» **MATERIAL FOR THIS TASK**:
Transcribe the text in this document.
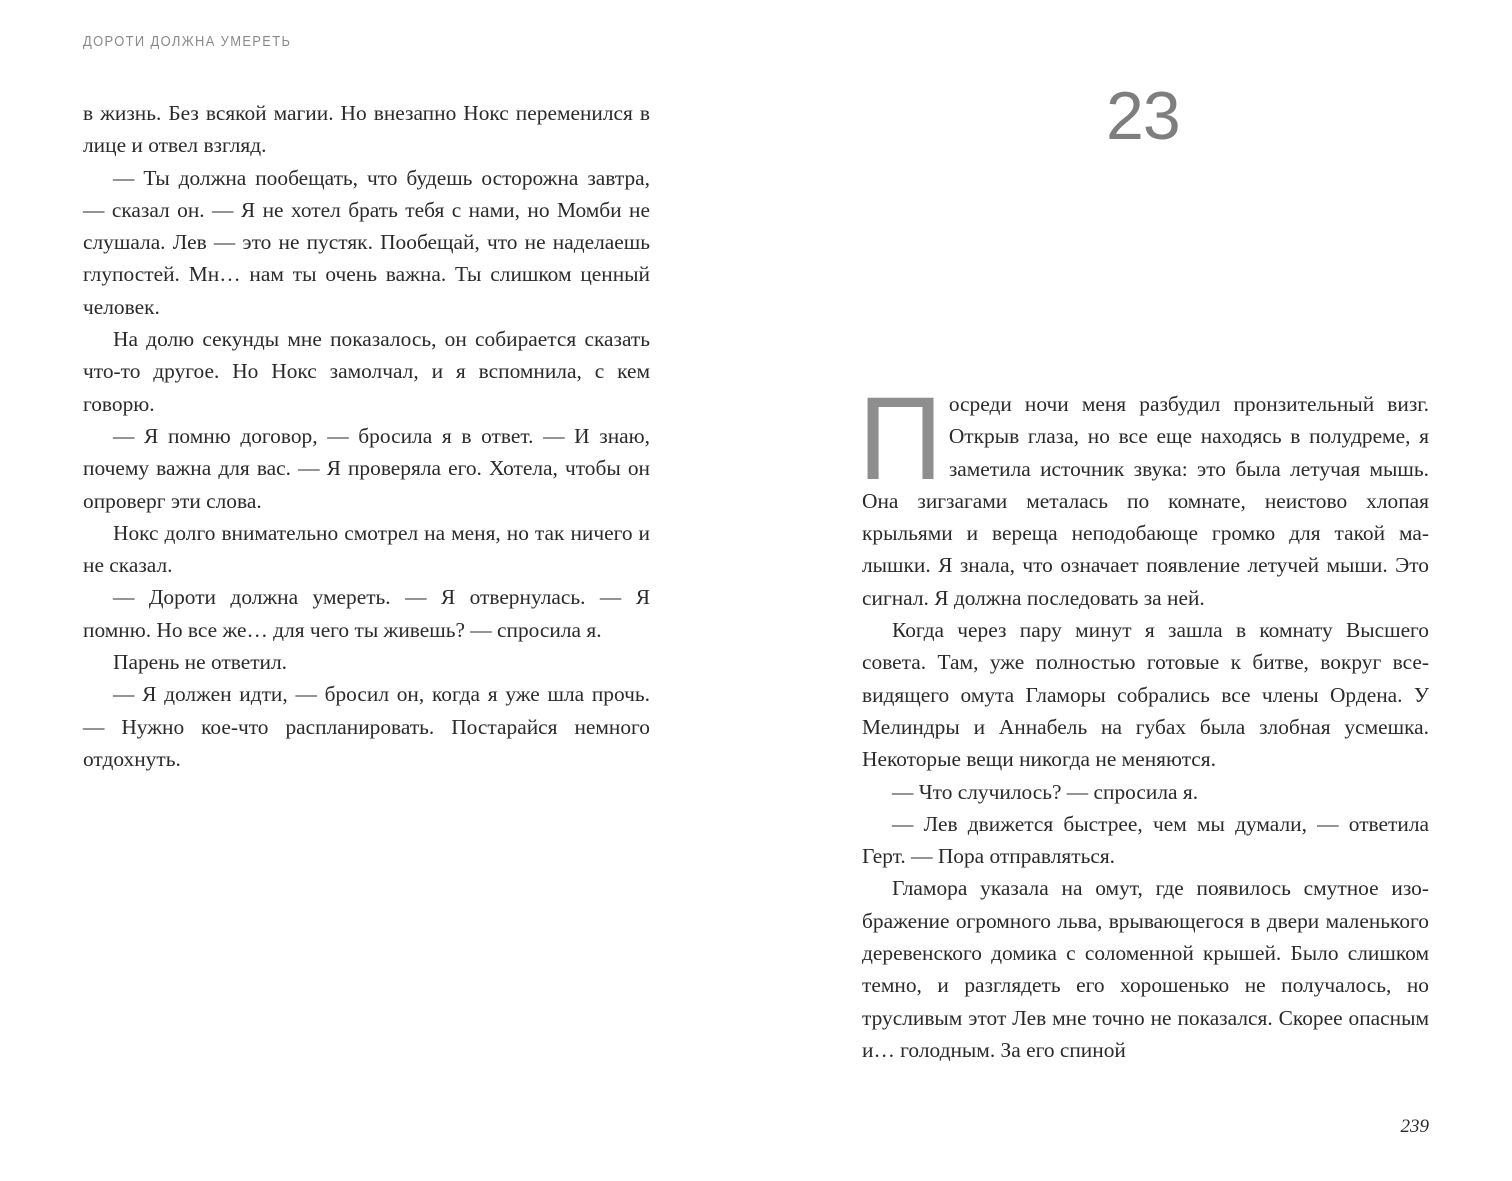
ДОРОТИ ДОЛЖНА УМЕРЕТЬ

в жизнь. Без всякой магии. Но внезапно Нокс переменился в лице и отвел взгляд.

— Ты должна пообещать, что будешь осторожна завтра, — сказал он. — Я не хотел брать тебя с нами, но Момби не слушала. Лев — это не пустяк. Пообещай, что не наделаешь глупостей. Мн… нам ты очень важна. Ты слишком ценный человек.

На долю секунды мне показалось, он собирается сказать что-то другое. Но Нокс замолчал, и я вспомнила, с кем говорю.

— Я помню договор, — бросила я в ответ. — И знаю, почему важна для вас. — Я проверяла его. Хотела, чтобы он опроверг эти слова.

Нокс долго внимательно смотрел на меня, но так ничего и не сказал.

— Дороти должна умереть. — Я отвернулась. — Я помню. Но все же… для чего ты живешь? — спросила я.

Парень не ответил.

— Я должен идти, — бросил он, когда я уже шла прочь. — Нужно кое-что распланировать. Постарайся немного отдохнуть.

23

Посреди ночи меня разбудил пронзительный визг. Открыв глаза, но все еще находясь в полудреме, я заметила источник звука: это была летучая мышь. Она зигзагами металась по комнате, неистово хлопая крыльями и вереща неподобающе громко для такой малышки. Я знала, что означает появление летучей мыши. Это сигнал. Я должна последовать за ней.

Когда через пару минут я зашла в комнату Высшего совета. Там, уже полностью готовые к битве, вокруг всевидящего омута Гламоры собрались все члены Ордена. У Мелиндры и Аннабель на губах была злобная усмешка. Некоторые вещи никогда не меняются.

— Что случилось? — спросила я.

— Лев движется быстрее, чем мы думали, — ответила Герт. — Пора отправляться.

Гламора указала на омут, где появилось смутное изображение огромного льва, врывающегося в двери маленького деревенского домика с соломенной крышей. Было слишком темно, и разглядеть его хорошенько не получалось, но трусливым этот Лев мне точно не показался. Скорее опасным и… голодным. За его спиной

239
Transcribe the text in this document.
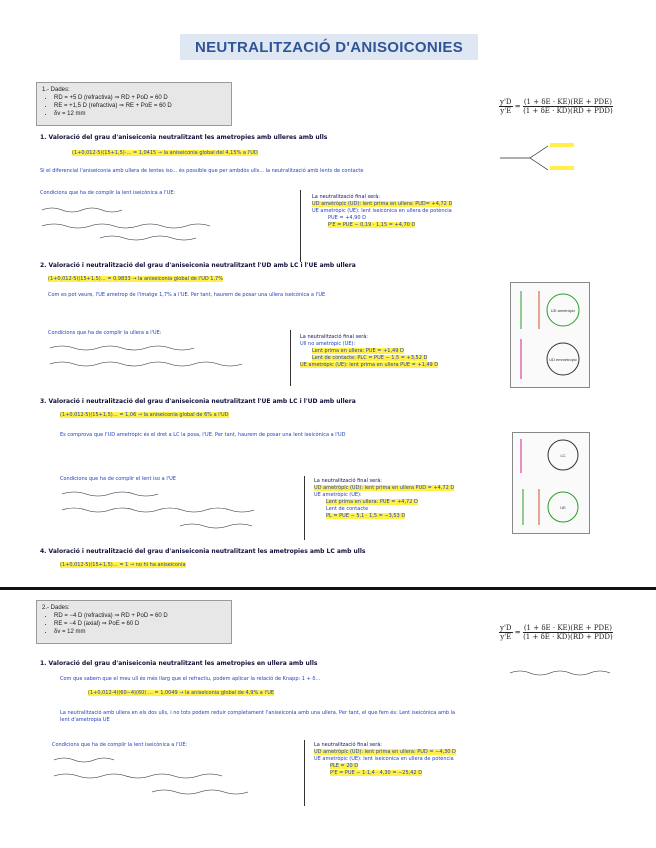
NEUTRALITZACIÓ D'ANISOICONIES
1.- Dades:
• RD = +5 D (refractiva) ⇒ RD + PoD = 60 D
• RE = +1,5 D (refractiva) ⇒ RE + PoE = 60 D
• δv = 12 mm	$\frac{y'D}{y'E} = \frac{\text{(1 + δE · KE)(RE + PDE)}}{\text{(1 + δE · KD)(RD + PDD)}}$
1. Valoració del grau d'aniseiconia neutralitzant les ametropies amb ulleres amb ulls
(1+0,012·5)(15+1,5)·… = 1,0415 → la aniseiconia global del 4,15% a l'UD
Si el diferencial l'aniseiconia amb ullera de lentes iso... és possible que per ambdós ulls... la neutralització amb lents de contacte
Condicions que ha de complir la lent iseicònica a l'UE:
La neutralització final serà:
UD ametròpic (UD): lent prima en ullera: PUD= +4,72 D
UE ametròpic (UE): lent iseicònica en ullera de potència
PUE = +4,90 D
P'E = PUE − 0,19 · 1,15 = +4,70 D
2. Valoració i neutralització del grau d'aniseiconia neutralitzant l'UD amb LC i l'UE amb ullera
(1+0,012·5)(15+1,5)… = 0,9833 → la aniseiconia global de l'UD 1,7%
Com es pot veure, l'UE ametrop de l'imatge 1,7% a l'UE. Per tant, haurem de posar una ullera iseicònica a l'UE
Condicions que ha de complir la ullera a l'UE:
La neutralització final serà:
Ull no ametròpic (UE):
Lent prima en ullera: PUE = +1,49 D
Lent de contacte: PLC = PUE − 1,5 = +3,52 D
UE ametròpic (UE): lent prima en ullera PUE = +1,49 D
UD ametròpic
UD emmetròpic
3. Valoració i neutralització del grau d'aniseiconia neutralitzant l'UE amb LC i l'UD amb ullera
(1+0,012·5)(15+1,5)… = 1,06 → la aniseiconia global de 6% a l'UD
Es comprova que l'UD ametròpic és el dret a LC la posa, l'UE. Per tant, haurem de posar una lent iseicònica a l'UD
Condicions que ha de complir el lent iso a l'UE	La neutralització final serà:
UD ametròpic (UD): lent prima en ullera PUD = +4,72 D
UE ametròpic (UE):
Lent prima en ullera: PUE = +4,72 D
Lent de contacte
PL = PUE − 5,1 · 1,5 = −3,53 D
LC
UE
4. Valoració i neutralització del grau d'aniseiconia neutralitzant les ametropies amb LC amb ulls
(1+0,012·5)(15+1,5)… = 1 → no hi ha aniseiconia
2.- Dades:
• RD = −4 D (refractiva) ⇒ RD + PoD = 60 D
• RE = −4 D (axial) ⇒ PoE = 60 D
• δv = 12 mm	$\frac{y'D}{y'E} = \frac{\text{(1 + δE · KE)(RE + PDE)}}{\text{(1 + δE · KD)(RD + PDD)}}$
1. Valoració del grau d'aniseiconia neutralitzant les ametropies en ullera amb ulls
Com que sabem que el meu ull és més llarg que el refractiu, podem aplicar la relació de Knapp: 1 + δ…
(1+0,012·4)(60−4)(60) … = 1,0049 → la aniseiconia global de 4,9% a l'UE
La neutralització amb ullera en els dos ulls, i no tots podem reduir completament l'aniseiconia amb una ullera. Per tant, el que fem és: Lent iseicònica amb la lent d'ametropia UE
Condicions que ha de complir la lent iseicònica a l'UE:	La neutralització final serà:
UD ametròpic (UD): lent prima en ullera: PUD = −4,30 D
UE ametròpic (UE): lent iseicònica en ullera de potència
PLE = 20 D
P'E = PUE − 1·1,4 · 4,30 = −25,42 D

» **TASK DIRECTIONS**: Reproduce the material above in full, exactly, with no images.

» **ANSWER TO THIS TASK**:
Transcribe the text in this document.
ДОРОТИ ДОЛЖНА УМЕРЕТЬ

в жизнь. Без всякой магии. Но внезапно Нокс переменился в лице и отвел взгляд.

— Ты должна пообещать, что будешь осторожна завтра, — сказал он. — Я не хотел брать тебя с нами, но Момби не слушала. Лев — это не пустяк. Пообещай, что не наделаешь глупостей. Мн… нам ты очень важна. Ты слишком ценный человек.

На долю секунды мне показалось, он собирается сказать что-то другое. Но Нокс замолчал, и я вспомнила, с кем говорю.

— Я помню договор, — бросила я в ответ. — И знаю, почему важна для вас. — Я проверяла его. Хотела, чтобы он опроверг эти слова.

Нокс долго внимательно смотрел на меня, но так ничего и не сказал.

— Дороти должна умереть. — Я отвернулась. — Я помню. Но все же… для чего ты живешь? — спросила я.

Парень не ответил.

— Я должен идти, — бросил он, когда я уже шла прочь. — Нужно кое-что распланировать. Постарайся немного отдохнуть.

23

Посреди ночи меня разбудил пронзительный визг. Открыв глаза, но все еще находясь в полудреме, я заметила источник звука: это была летучая мышь. Она зигзагами металась по комнате, неистово хлопая крыльями и вереща неподобающе громко для такой малышки. Я знала, что означает появление летучей мыши. Это сигнал. Я должна последовать за ней.

Когда через пару минут я зашла в комнату Высшего совета. Там, уже полностью готовые к битве, вокруг всевидящего омута Гламоры собрались все члены Ордена. У Мелиндры и Аннабель на губах была злобная усмешка. Некоторые вещи никогда не меняются.

— Что случилось? — спросила я.

— Лев движется быстрее, чем мы думали, — ответила Герт. — Пора отправляться.

Гламора указала на омут, где появилось смутное изображение огромного льва, врывающегося в двери маленького деревенского домика с соломенной крышей. Было слишком темно, и разглядеть его хорошенько не получалось, но трусливым этот Лев мне точно не показался. Скорее опасным и… голодным. За его спиной

239
Transcribe the text in this document.
NEUTRALITZACIÓ D'ANISOICONIES
1.- Dades:
• RD = +5 D (refractiva) ⇒ RD + PoD = 60 D
• RE = +1,5 D (refractiva) ⇒ RE + PoE = 60 D
• δv = 12 mm	$\frac{y'D}{y'E} = \frac{\text{(1 + δE · KE)(RE + PDE)}}{\text{(1 + δE · KD)(RD + PDD)}}$
1. Valoració del grau d'aniseiconia neutralitzant les ametropies amb ulleres amb ulls
(1+0,012·5)(15+1,5)·… = 1,0415 → la aniseiconia global del 4,15% a l'UD
Si el diferencial l'aniseiconia amb ullera de lentes iso... és possible que per ambdós ulls... la neutralització amb lents de contacte
Condicions que ha de complir la lent iseicònica a l'UE:
La neutralització final serà:
UD ametròpic (UD): lent prima en ullera: PUD= +4,72 D
UE ametròpic (UE): lent iseicònica en ullera de potència
PUE = +4,90 D
P'E = PUE − 0,19 · 1,15 = +4,70 D
2. Valoració i neutralització del grau d'aniseiconia neutralitzant l'UD amb LC i l'UE amb ullera
(1+0,012·5)(15+1,5)… = 0,9833 → la aniseiconia global de l'UD 1,7%
Com es pot veure, l'UE ametrop de l'imatge 1,7% a l'UE. Per tant, haurem de posar una ullera iseicònica a l'UE
Condicions que ha de complir la ullera a l'UE:
La neutralització final serà:
Ull no ametròpic (UE):
Lent prima en ullera: PUE = +1,49 D
Lent de contacte: PLC = PUE − 1,5 = +3,52 D
UE ametròpic (UE): lent prima en ullera PUE = +1,49 D
UD ametròpic
UD emmetròpic
3. Valoració i neutralització del grau d'aniseiconia neutralitzant l'UE amb LC i l'UD amb ullera
(1+0,012·5)(15+1,5)… = 1,06 → la aniseiconia global de 6% a l'UD
Es comprova que l'UD ametròpic és el dret a LC la posa, l'UE. Per tant, haurem de posar una lent iseicònica a l'UD
Condicions que ha de complir el lent iso a l'UE	La neutralització final serà:
UD ametròpic (UD): lent prima en ullera PUD = +4,72 D
UE ametròpic (UE):
Lent prima en ullera: PUE = +4,72 D
Lent de contacte
PL = PUE − 5,1 · 1,5 = −3,53 D
LC
UE
4. Valoració i neutralització del grau d'aniseiconia neutralitzant les ametropies amb LC amb ulls
(1+0,012·5)(15+1,5)… = 1 → no hi ha aniseiconia
2.- Dades:
• RD = −4 D (refractiva) ⇒ RD + PoD = 60 D
• RE = −4 D (axial) ⇒ PoE = 60 D
• δv = 12 mm	$\frac{y'D}{y'E} = \frac{\text{(1 + δE · KE)(RE + PDE)}}{\text{(1 + δE · KD)(RD + PDD)}}$
1. Valoració del grau d'aniseiconia neutralitzant les ametropies en ullera amb ulls
Com que sabem que el meu ull és més llarg que el refractiu, podem aplicar la relació de Knapp: 1 + δ…
(1+0,012·4)(60−4)(60) … = 1,0049 → la aniseiconia global de 4,9% a l'UE
La neutralització amb ullera en els dos ulls, i no tots podem reduir completament l'aniseiconia amb una ullera. Per tant, el que fem és: Lent iseicònica amb la lent d'ametropia UE
Condicions que ha de complir la lent iseicònica a l'UE:	La neutralització final serà:
UD ametròpic (UD): lent prima en ullera: PUD = −4,30 D
UE ametròpic (UE): lent iseicònica en ullera de potència
PLE = 20 D
P'E = PUE − 1·1,4 · 4,30 = −25,42 D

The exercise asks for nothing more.